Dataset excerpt
----

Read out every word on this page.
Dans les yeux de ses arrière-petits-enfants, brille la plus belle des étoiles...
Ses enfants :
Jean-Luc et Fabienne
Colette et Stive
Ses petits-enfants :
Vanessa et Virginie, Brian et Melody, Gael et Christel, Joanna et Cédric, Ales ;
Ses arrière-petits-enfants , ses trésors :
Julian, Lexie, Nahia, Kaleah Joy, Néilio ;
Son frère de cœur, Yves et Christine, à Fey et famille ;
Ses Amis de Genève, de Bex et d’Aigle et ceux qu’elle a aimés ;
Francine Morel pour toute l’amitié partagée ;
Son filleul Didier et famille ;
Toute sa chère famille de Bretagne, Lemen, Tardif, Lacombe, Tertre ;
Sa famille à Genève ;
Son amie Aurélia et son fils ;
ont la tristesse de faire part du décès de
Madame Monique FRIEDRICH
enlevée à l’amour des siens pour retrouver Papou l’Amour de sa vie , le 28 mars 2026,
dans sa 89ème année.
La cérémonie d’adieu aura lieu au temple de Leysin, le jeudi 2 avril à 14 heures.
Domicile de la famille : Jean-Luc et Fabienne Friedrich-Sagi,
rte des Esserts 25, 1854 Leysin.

----

◆ WHAT YOU SHOULD DO
Count the lines above in which the word "enfants" appears, then state only that count.

◆ EXERCISE SOLUTION
4